Offene Standards und Politik Offene Standards sind wichtig, um den Migrationsweg hin zu Freier Software zu erleichtern. Diesen Monat hat die Europäische Kommission die Digitale Agenda veröffentlicht. Es ist gut, dass die Kommission plant, Offenen Standards bei der Beschaffung von Software eine größere Rolle zuzuerkennen, und die dominanten Software-Anbieter dazu zu bringen, ihre Interoperabilitäts-Informationen zu lizensieren, und damit den Software-Markt für Anbieter Freier Software zu öffnen. Allerdings vermeidet die EK jeden Bezug auf Offene Standards und Freie Software, obwohl die Mitgliedsstaaten in den Erklärungen von Granada und Malmö der Kommission diese Ziele gesetzt haben. Stattdessen verweist die Kommission auf das European Interoperability Framework. Dies ist ein Dokument, welches gegenwärtig systematisch ausgehöhlt wird, wie die Analyse der FSFE gezeigt hat [5]. Wir haben in groben Zügen dargelegt, dass die EK eine strenge Definition von Offenen Standards einführen muss, analog zum ersten European Interoperability Framework (EIF), und dass sich die Kommission bei ihrer IT-Strategie für die öffentliche Hand auf Offene Standards konzentrieren muss, um das volle Potential von Freier Software für die Innovation in Europa zu entfalten (siehe [6]).
Freie Video-Formate Gute Neuigkeiten zu offenen Video-Formaten. Im März haben unsere Schwesterorganisation, die FSF, und unsere assoziierte Organisation FFII beide Google aufgefordert, den Video-Codec VP8 frei zu machen und ihn auf YouTube einzusetzen. Diesen Monat hat Google angekündigt, dass sie es tun werden. Von nun an werden Benutzer imstande sein, Freie Software zu benutzen, um das neue WebM-Format abzuspielen und zu kodieren. "WebM basiert auf dem Matroska-Container-Format -- das Ogg ersetzt -- und dem VP8-Video-Codec, der Theora ersetzt. Der Vorbis-Audio-Codec ist ein wichtiger Bestandteil der neuen WebM-Spezifikation." (siehe [7] und [8]).

## AUFGABEN
(a) Gib den Auszug von "Freie Video-Formate Gute" bis hinunter zu "[7] und [8])." erneut wieder und ersetze dabei "Google" durch "Alphabet".
(b) Nenne alle Codecs, die im Auszug erwähnt werden.
Für die Bearbeitung spielen die Zeilen keine Rolle.

## GEGEBENE ZEILEN
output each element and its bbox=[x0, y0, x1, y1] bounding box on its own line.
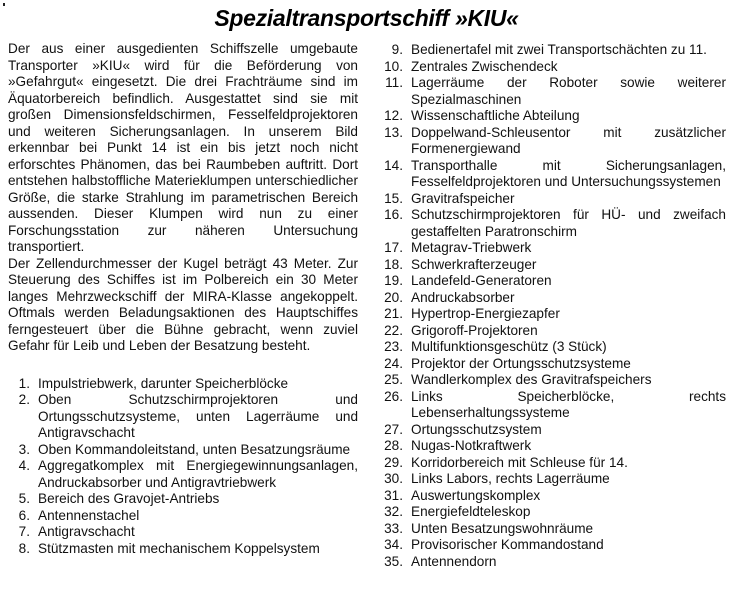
legend-item bbox=[8, 524, 358, 541]
legend-item bbox=[381, 537, 726, 554]
legend-item bbox=[381, 108, 726, 125]
legend-item-number: 18. bbox=[384, 256, 403, 272]
legend-item bbox=[8, 541, 358, 558]
legend-list-left bbox=[8, 376, 358, 558]
legend-item-text: Schutzschirmprojektoren für HÜ- und zweifach gestaffelten Paratronschirm bbox=[411, 207, 726, 239]
legend-item bbox=[381, 59, 726, 76]
legend-item-number: 35. bbox=[384, 553, 403, 569]
legend-item-number: 27. bbox=[384, 421, 403, 437]
legend-item bbox=[381, 75, 726, 108]
legend-item bbox=[381, 521, 726, 538]
legend-item-text: Links Speicherblöcke, rechts Lebenserhaltungssysteme bbox=[411, 388, 726, 420]
legend-item-number: 9. bbox=[391, 42, 403, 57]
legend-item-number: 29. bbox=[384, 454, 403, 470]
legend-item-text: Bereich des Gravojet-Antriebs bbox=[38, 491, 220, 506]
legend-item bbox=[381, 356, 726, 373]
legend-item-number: 23. bbox=[384, 339, 403, 354]
legend-item-number: 10. bbox=[384, 58, 403, 74]
legend-item bbox=[381, 504, 726, 521]
legend-item-text: Oben Kommandoleitstand, unten Besatzungsräume bbox=[38, 441, 351, 457]
legend-item-text: Landefeld-Generatoren bbox=[411, 273, 552, 288]
legend-item-text: Andruckabsorber bbox=[411, 289, 515, 305]
legend-item-text: Doppelwand-Schleusentor mit zusätzlicher Formenergiewand bbox=[411, 124, 726, 156]
legend-item-text: Links Labors, rechts Lagerräume bbox=[411, 471, 610, 486]
legend-item-number: 3. bbox=[18, 441, 30, 457]
legend-item bbox=[381, 438, 726, 455]
legend-item-number: 16. bbox=[384, 207, 403, 222]
intro-paragraph-1: Der aus einer ausgedienten Schiffszelle umgebaute Transporter »KIU« wird für die Beförderung von »Gefahrgut« eingesetzt. Die drei Frachträume sind im Äquatorbereich befindlich. Ausgestattet sind sie mit großen Dimensionsfeldschirmen, Fesselfeldprojektoren und weiteren Sicherungsanlagen. In unserem Bild erkennbar bei Punkt 14 ist ein bis jetzt noch nicht erforschtes Phänomen, das bei Raumbeben auftritt. Dort entstehen halbstoffliche Materieklumpen unterschiedlicher Größe, die starke Strahlung im parametrischen Bereich aussenden. Dieser Klumpen wird nun zu einer Forschungsstation zur näheren Untersuchung transportiert. bbox=[8, 41, 358, 254]
right-column bbox=[381, 42, 726, 570]
legend-item-number: 25. bbox=[384, 372, 403, 387]
legend-item-text: Transporthalle mit Sicherungsanlagen, Fesselfeldprojektoren und Untersuchungssystemen bbox=[411, 157, 726, 189]
legend-item-text: Unten Besatzungswohnräume bbox=[411, 520, 594, 536]
legend-item-number: 7. bbox=[18, 524, 30, 539]
legend-item-number: 28. bbox=[384, 438, 403, 453]
legend-item bbox=[381, 339, 726, 356]
legend-item-text: Wissenschaftliche Abteilung bbox=[411, 108, 580, 123]
legend-item-number: 34. bbox=[384, 537, 403, 552]
legend-item bbox=[381, 207, 726, 240]
legend-item bbox=[381, 125, 726, 158]
legend-item-text: Multifunktionsgeschütz (3 Stück) bbox=[411, 339, 607, 354]
left-column bbox=[8, 41, 358, 557]
legend-item-number: 2. bbox=[18, 392, 30, 407]
legend-item-number: 14. bbox=[384, 157, 403, 173]
legend-item-number: 33. bbox=[384, 520, 403, 536]
legend-item bbox=[381, 191, 726, 208]
legend-item bbox=[381, 257, 726, 274]
legend-item-text: Auswertungskomplex bbox=[411, 487, 541, 503]
legend-item bbox=[8, 376, 358, 393]
legend-item-text: Metagrav-Triebwerk bbox=[411, 240, 532, 255]
legend-item-number: 11. bbox=[385, 75, 403, 90]
legend-item-text: Antigravschacht bbox=[38, 524, 135, 539]
legend-item bbox=[381, 422, 726, 439]
legend-item-number: 24. bbox=[384, 355, 403, 371]
legend-item-number: 12. bbox=[384, 108, 403, 123]
legend-item bbox=[8, 491, 358, 508]
legend-item-text: Bedienertafel mit zwei Transportschächten zu 11. bbox=[411, 42, 707, 57]
legend-item bbox=[381, 323, 726, 340]
legend-item-text: Hypertrop-Energiezapfer bbox=[411, 306, 560, 321]
legend-item-text: Lagerräume der Roboter sowie weiterer Spezialmaschinen bbox=[411, 75, 726, 107]
legend-item-text: Korridorbereich mit Schleuse für 14. bbox=[411, 454, 628, 470]
legend-item bbox=[381, 42, 726, 59]
legend-item-text: Wandlerkomplex des Gravitrafspeichers bbox=[411, 372, 652, 387]
legend-item-text: Nugas-Notkraftwerk bbox=[411, 438, 532, 453]
legend-item bbox=[8, 458, 358, 491]
legend-item bbox=[8, 392, 358, 442]
legend-item bbox=[381, 158, 726, 191]
legend-item-text: Aggregatkomplex mit Energiegewinnungsanlagen, Andruckabsorber und Antigravtriebwerk bbox=[38, 458, 358, 490]
legend-item bbox=[381, 372, 726, 389]
page-title: Spezialtransportschiff »KIU« bbox=[214, 5, 519, 31]
legend-item-number: 26. bbox=[384, 388, 403, 404]
legend-item-number: 19. bbox=[384, 273, 403, 288]
legend-item-text: Provisorischer Kommandostand bbox=[411, 537, 604, 552]
legend-item bbox=[8, 508, 358, 525]
legend-item-number: 17. bbox=[384, 240, 403, 255]
legend-item-text: Gravitrafspeicher bbox=[411, 190, 515, 206]
legend-item bbox=[381, 290, 726, 307]
legend-item-number: 21. bbox=[384, 306, 403, 321]
legend-item-number: 13. bbox=[384, 124, 403, 140]
intro-paragraph-2: Der Zellendurchmesser der Kugel beträgt 43 Meter. Zur Steuerung des Schiffes ist im Polbereich ein 30 Meter langes Mehrzweckschiff der MIRA-Klasse angekoppelt. Oftmals werden Beladungsaktionen des Hauptschiffes ferngesteuert über die Bühne gebracht, wenn zuviel Gefahr für Leib und Leben der Besatzung besteht. bbox=[8, 255, 358, 353]
legend-item-text: Zentrales Zwischendeck bbox=[411, 58, 558, 74]
legend-item-text: Impulstriebwerk, darunter Speicherblöcke bbox=[38, 375, 289, 391]
legend-item-text: Oben Schutzschirmprojektoren und Ortungsschutzsysteme, unten Lagerräume und Antigravschacht bbox=[38, 392, 358, 440]
legend-item-number: 8. bbox=[18, 540, 30, 556]
legend-item bbox=[381, 306, 726, 323]
legend-item-number: 32. bbox=[384, 504, 403, 519]
legend-item bbox=[381, 471, 726, 488]
legend-item-text: Schwerkrafterzeuger bbox=[411, 256, 537, 272]
legend-list-right bbox=[381, 42, 726, 570]
legend-item bbox=[8, 442, 358, 459]
legend-item bbox=[381, 488, 726, 505]
legend-item-text: Projektor der Ortungsschutzsysteme bbox=[411, 355, 631, 371]
legend-item-number: 5. bbox=[18, 491, 30, 506]
legend-item-number: 20. bbox=[384, 289, 403, 305]
legend-item bbox=[381, 554, 726, 571]
legend-item-text: Stützmasten mit mechanischem Koppelsystem bbox=[38, 540, 320, 556]
legend-item-number: 15. bbox=[384, 190, 403, 206]
legend-item-text: Antennendorn bbox=[411, 553, 497, 569]
legend-item bbox=[381, 389, 726, 422]
legend-item-text: Grigoroff-Projektoren bbox=[411, 322, 538, 338]
legend-item-number: 22. bbox=[384, 322, 403, 338]
legend-item bbox=[381, 273, 726, 290]
legend-item-number: 31. bbox=[384, 487, 403, 503]
legend-item bbox=[381, 240, 726, 257]
legend-item-number: 6. bbox=[18, 507, 30, 523]
legend-item-number: 4. bbox=[18, 458, 30, 473]
legend-item-text: Antennenstachel bbox=[38, 507, 140, 523]
legend-item bbox=[381, 455, 726, 472]
legend-item-text: Energiefeldteleskop bbox=[411, 504, 531, 519]
legend-item-number: 30. bbox=[384, 471, 403, 486]
legend-item-text: Ortungsschutzsystem bbox=[411, 421, 542, 437]
legend-item-number: 1. bbox=[18, 375, 30, 391]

## LÖSUNGEN
(a)
Freie Video-Formate Gute Neuigkeiten zu offenen Video-Formaten. Im März haben unsere Schwesterorganisation, die FSF, und unsere assoziierte Organisation FFII beide Alphabet aufgefordert, den Video-Codec VP8 frei zu machen und ihn auf YouTube einzusetzen. Diesen Monat hat Alphabet angekündigt, dass sie es tun werden. Von nun an werden Benutzer imstande sein, Freie Software zu benutzen, um das neue WebM-Format abzuspielen und zu kodieren. "WebM basiert auf dem Matroska-Container-Format -- das Ogg ersetzt -- und dem VP8-Video-Codec, der Theora ersetzt. Der Vorbis-Audio-Codec ist ein wichtiger Bestandteil der neuen WebM-Spezifikation." (siehe [7] und [8]).

(b) VP8, Theora, Vorbis